▸ SET EXERCISE
In the data that follows, count each line holding the string "условиях"; answer with the number only.

▸ RECORD SET
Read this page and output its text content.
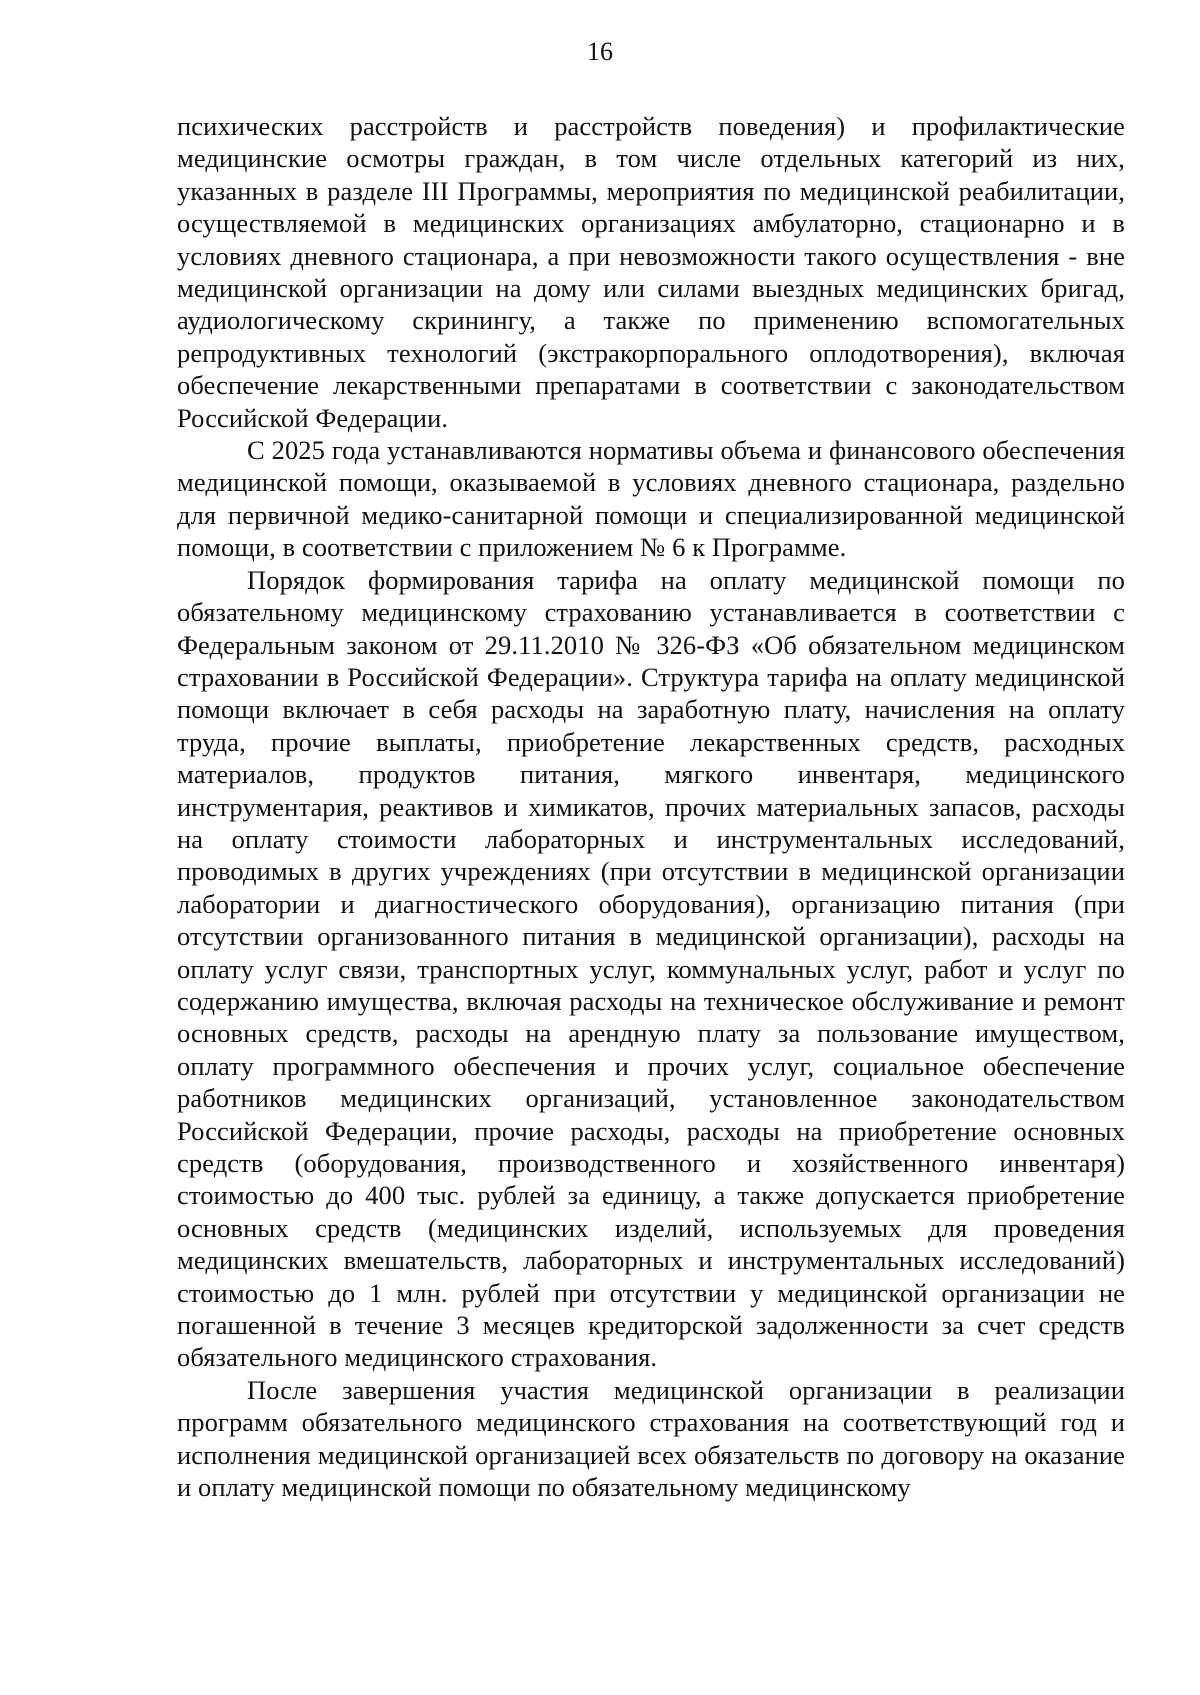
16

психических расстройств и расстройств поведения) и профилактические медицинские осмотры граждан, в том числе отдельных категорий из них, указанных в разделе III Программы, мероприятия по медицинской реабилитации, осуществляемой в медицинских организациях амбулаторно, стационарно и в условиях дневного стационара, а при невозможности такого осуществления - вне медицинской организации на дому или силами выездных медицинских бригад, аудиологическому скринингу, а также по применению вспомогательных репродуктивных технологий (экстракорпорального оплодотворения), включая обеспечение лекарственными препаратами в соответствии с законодательством Российской Федерации.

С 2025 года устанавливаются нормативы объема и финансового обеспечения медицинской помощи, оказываемой в условиях дневного стационара, раздельно для первичной медико-санитарной помощи и специализированной медицинской помощи, в соответствии с приложением № 6 к Программе.

Порядок формирования тарифа на оплату медицинской помощи по обязательному медицинскому страхованию устанавливается в соответствии с Федеральным законом от 29.11.2010 № 326-ФЗ «Об обязательном медицинском страховании в Российской Федерации». Структура тарифа на оплату медицинской помощи включает в себя расходы на заработную плату, начисления на оплату труда, прочие выплаты, приобретение лекарственных средств, расходных материалов, продуктов питания, мягкого инвентаря, медицинского инструментария, реактивов и химикатов, прочих материальных запасов, расходы на оплату стоимости лабораторных и инструментальных исследований, проводимых в других учреждениях (при отсутствии в медицинской организации лаборатории и диагностического оборудования), организацию питания (при отсутствии организованного питания в медицинской организации), расходы на оплату услуг связи, транспортных услуг, коммунальных услуг, работ и услуг по содержанию имущества, включая расходы на техническое обслуживание и ремонт основных средств, расходы на арендную плату за пользование имуществом, оплату программного обеспечения и прочих услуг, социальное обеспечение работников медицинских организаций, установленное законодательством Российской Федерации, прочие расходы, расходы на приобретение основных средств (оборудования, производственного и хозяйственного инвентаря) стоимостью до 400 тыс. рублей за единицу, а также допускается приобретение основных средств (медицинских изделий, используемых для проведения медицинских вмешательств, лабораторных и инструментальных исследований) стоимостью до 1 млн. рублей при отсутствии у медицинской организации не погашенной в течение 3 месяцев кредиторской задолженности за счет средств обязательного медицинского страхования.

После завершения участия медицинской организации в реализации программ обязательного медицинского страхования на соответствующий год и исполнения медицинской организацией всех обязательств по договору на оказание и оплату медицинской помощи по обязательному медицинскому
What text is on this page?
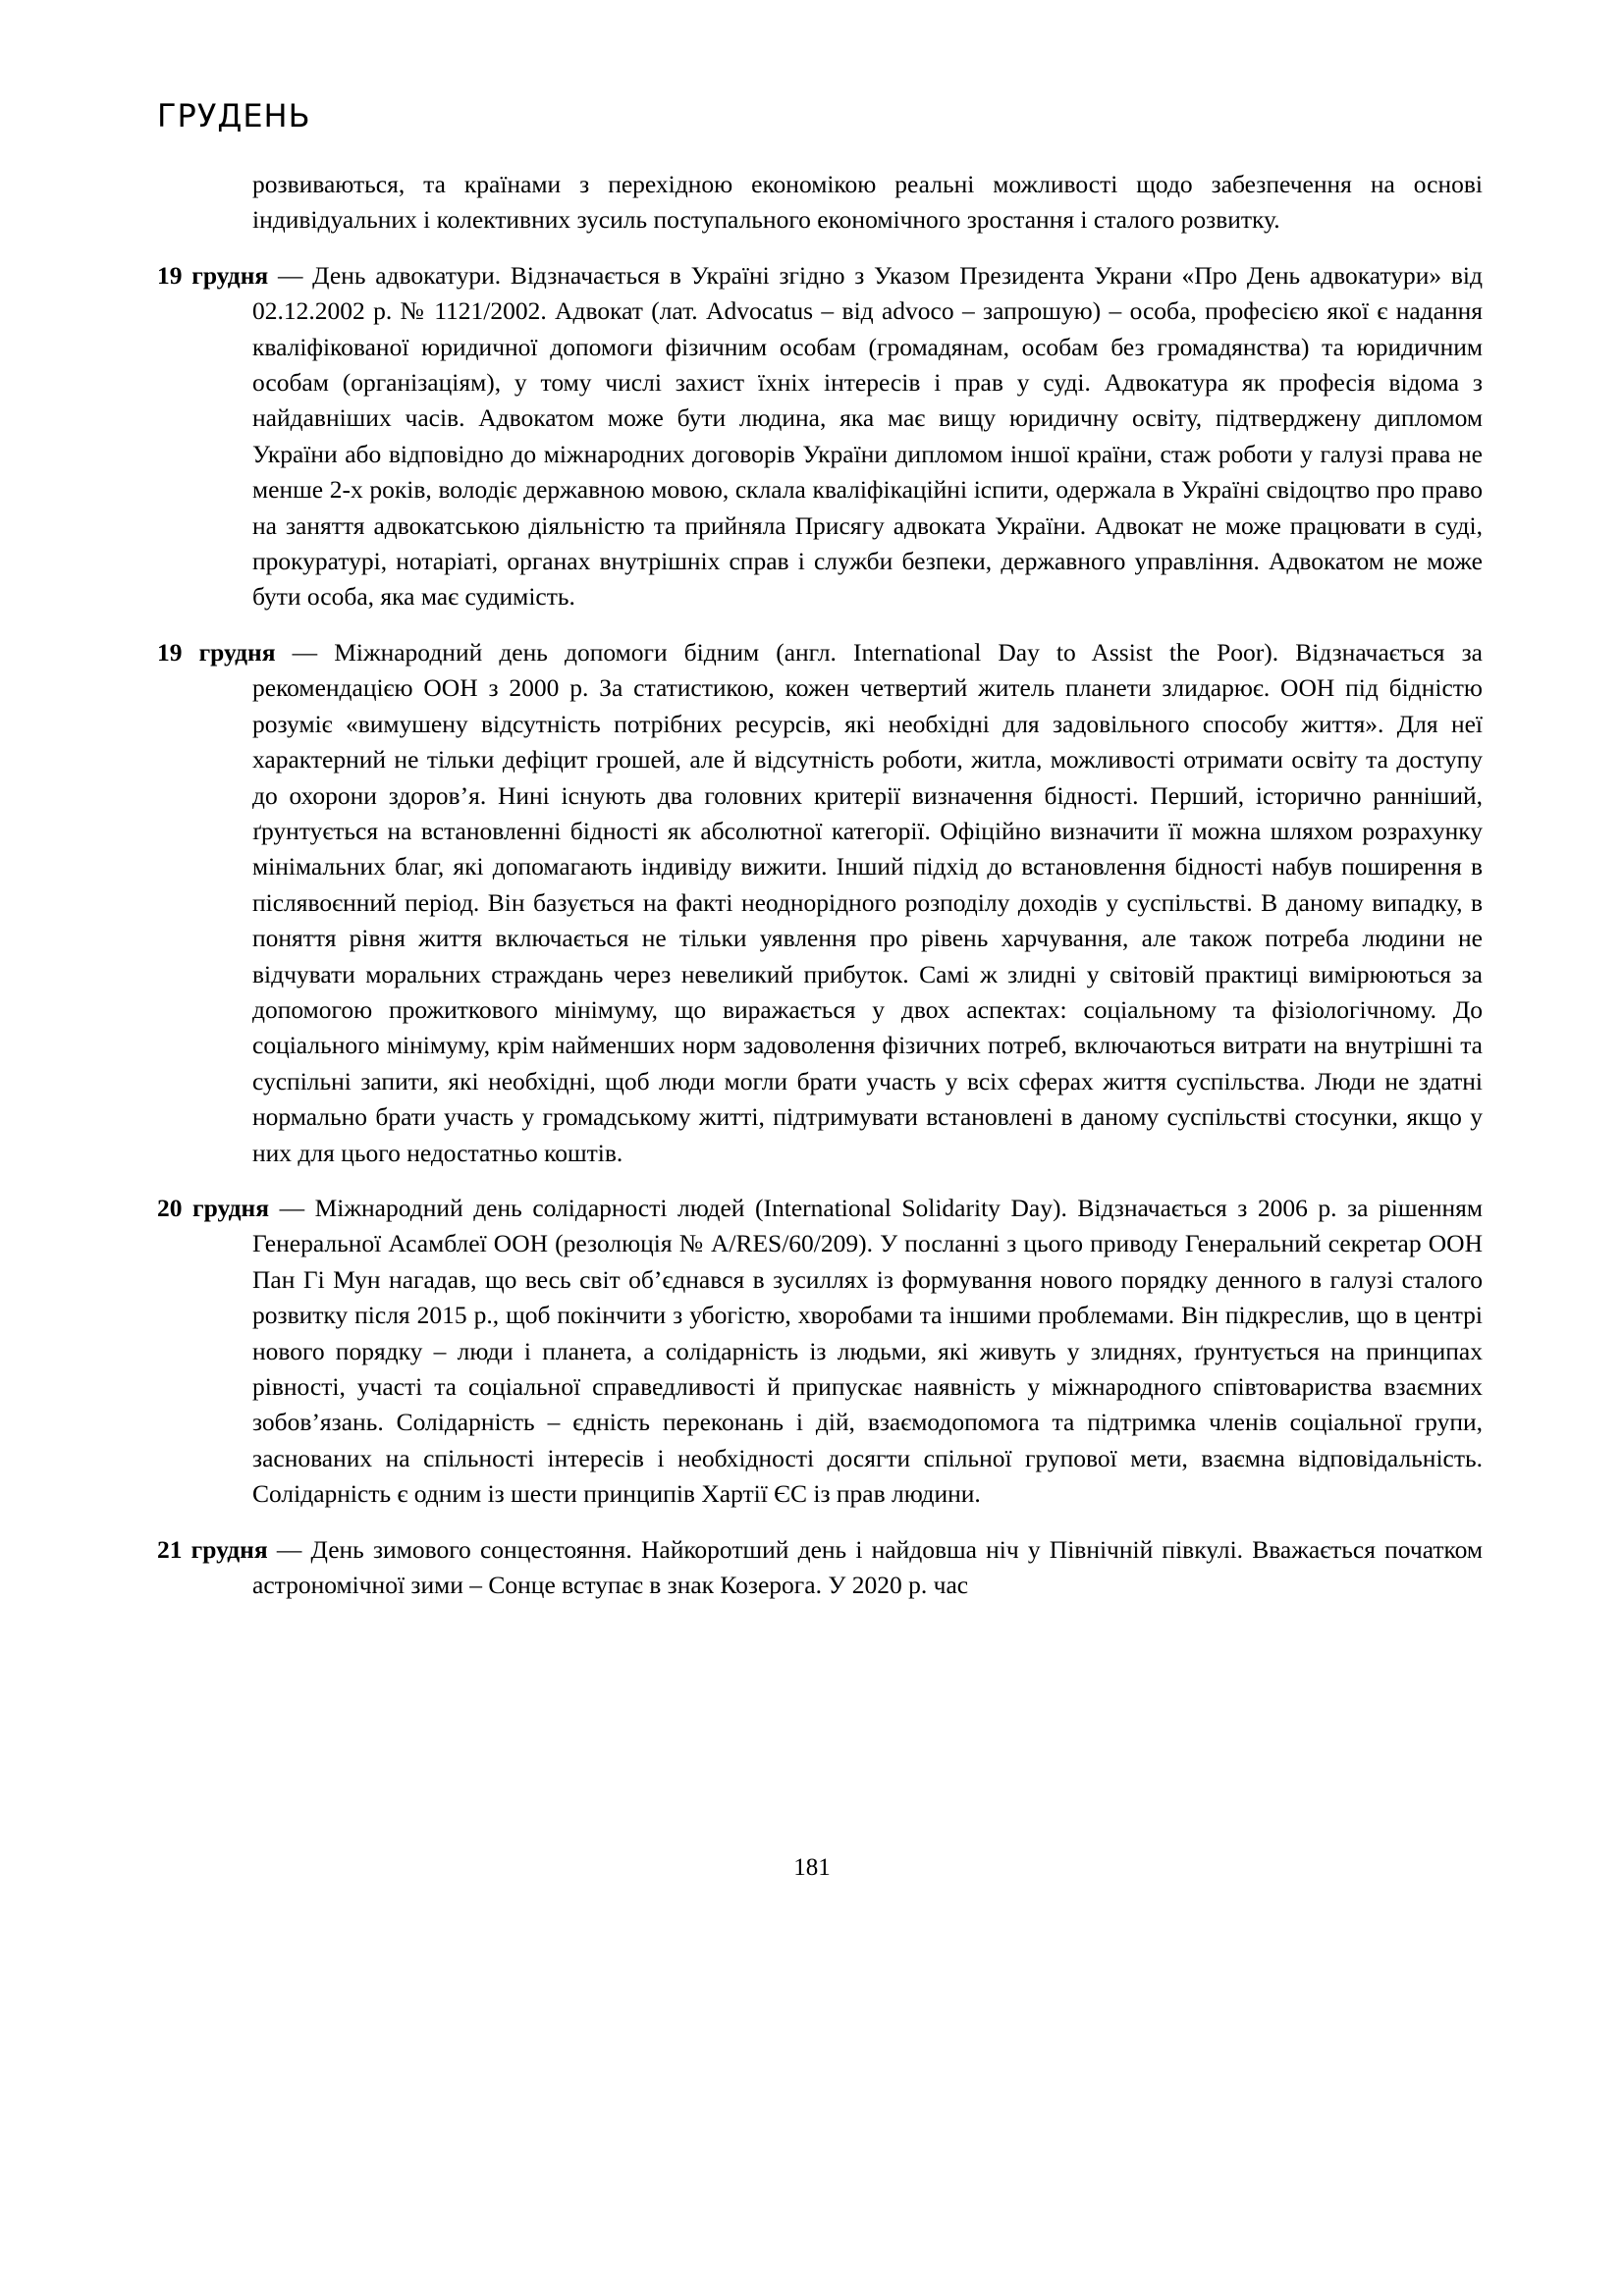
ГРУДЕНЬ

розвиваються, та країнами з перехідною економікою реальні можливості щодо забезпечення на основі індивідуальних і колективних зусиль поступального економічного зростання і сталого розвитку.

19 грудня — День адвокатури. Відзначається в Україні згідно з Указом Президента Украни «Про День адвокатури» від 02.12.2002 р. № 1121/2002. Адвокат (лат. Advocatus – від advoco – запрошую) – особа, професією якої є надання кваліфікованої юридичної допомоги фізичним особам (громадянам, особам без громадянства) та юридичним особам (організаціям), у тому числі захист їхніх інтересів і прав у суді. Адвокатура як професія відома з найдавніших часів. Адвокатом може бути людина, яка має вищу юридичну освіту, підтверджену дипломом України або відповідно до міжнародних договорів України дипломом іншої країни, стаж роботи у галузі права не менше 2-х років, володіє державною мовою, склала кваліфікаційні іспити, одержала в Україні свідоцтво про право на заняття адвокатською діяльністю та прийняла Присягу адвоката України. Адвокат не може працювати в суді, прокуратурі, нотаріаті, органах внутрішніх справ і служби безпеки, державного управління. Адвокатом не може бути особа, яка має судимість.

19 грудня — Міжнародний день допомоги бідним (англ. International Day to Assist the Poor). Відзначається за рекомендацією ООН з 2000 р. За статистикою, кожен четвертий житель планети злидарює. ООН під бідністю розуміє «вимушену відсутність потрібних ресурсів, які необхідні для задовільного способу життя». Для неї характерний не тільки дефіцит грошей, але й відсутність роботи, житла, можливості отримати освіту та доступу до охорони здоров’я. Нині існують два головних критерії визначення бідності. Перший, історично ранніший, ґрунтується на встановленні бідності як абсолютної категорії. Офіційно визначити її можна шляхом розрахунку мінімальних благ, які допомагають індивіду вижити. Інший підхід до встановлення бідності набув поширення в післявоєнний період. Він базується на факті неоднорідного розподілу доходів у суспільстві. В даному випадку, в поняття рівня життя включається не тільки уявлення про рівень харчування, але також потреба людини не відчувати моральних страждань через невеликий прибуток. Самі ж злидні у світовій практиці вимірюються за допомогою прожиткового мінімуму, що виражається у двох аспектах: соціальному та фізіологічному. До соціального мінімуму, крім найменших норм задоволення фізичних потреб, включаються витрати на внутрішні та суспільні запити, які необхідні, щоб люди могли брати участь у всіх сферах життя суспільства. Люди не здатні нормально брати участь у громадському житті, підтримувати встановлені в даному суспільстві стосунки, якщо у них для цього недостатньо коштів.

20 грудня — Міжнародний день солідарності людей (International Solidarity Day). Відзначається з 2006 р. за рішенням Генеральної Асамблеї ООН (резолюція № A/RES/60/209). У посланні з цього приводу Генеральний секретар ООН Пан Гі Мун нагадав, що весь світ об’єднався в зусиллях із формування нового порядку денного в галузі сталого розвитку після 2015 р., щоб покінчити з убогістю, хворобами та іншими проблемами. Він підкреслив, що в центрі нового порядку – люди і планета, а солідарність із людьми, які живуть у злиднях, ґрунтується на принципах рівності, участі та соціальної справедливості й припускає наявність у міжнародного співтовариства взаємних зобов’язань. Солідарність – єдність переконань і дій, взаємодопомога та підтримка членів соціальної групи, заснованих на спільності інтересів і необхідності досягти спільної групової мети, взаємна відповідальність. Солідарність є одним із шести принципів Хартії ЄС із прав людини.

21 грудня — День зимового сонцестояння. Найкоротший день і найдовша ніч у Північній півкулі. Вважається початком астрономічної зими – Сонце вступає в знак Козерога. У 2020 р. час

181
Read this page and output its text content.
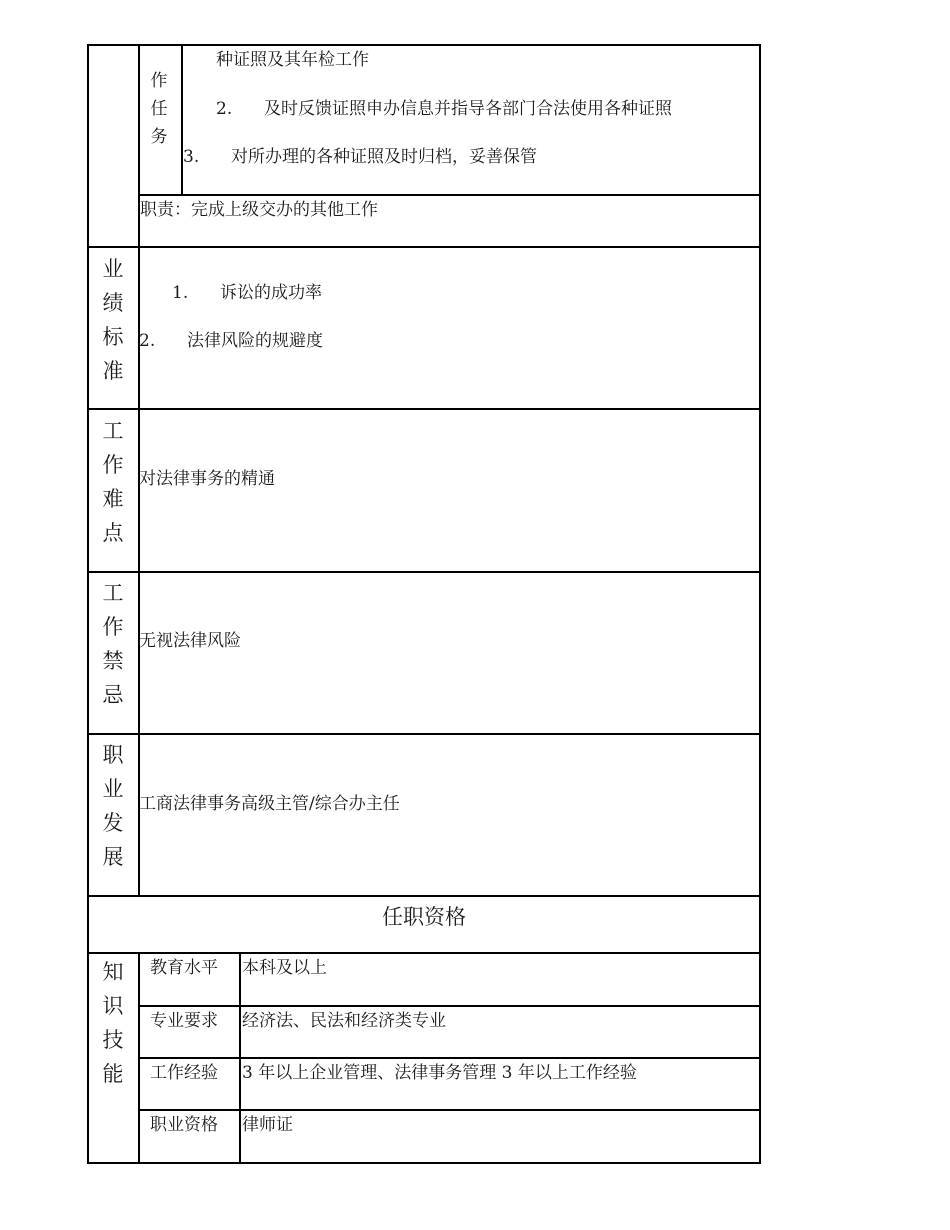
作
任
务
种证照及其年检工作
2. 及时反馈证照申办信息并指导各部门合法使用各种证照
3. 对所办理的各种证照及时归档，妥善保管
职责：完成上级交办的其他工作
业
绩
标
准
1. 诉讼的成功率
2. 法律风险的规避度
工
作
难
点
对法律事务的精通
工
作
禁
忌
无视法律风险
职
业
发
展
工商法律事务高级主管/综合办主任
任职资格
知
识
技
能
教育水平 本科及以上
专业要求 经济法、民法和经济类专业
工作经验 3 年以上企业管理、法律事务管理 3 年以上工作经验
职业资格 律师证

▸ RESPONSE TO THIS EXERCISE
2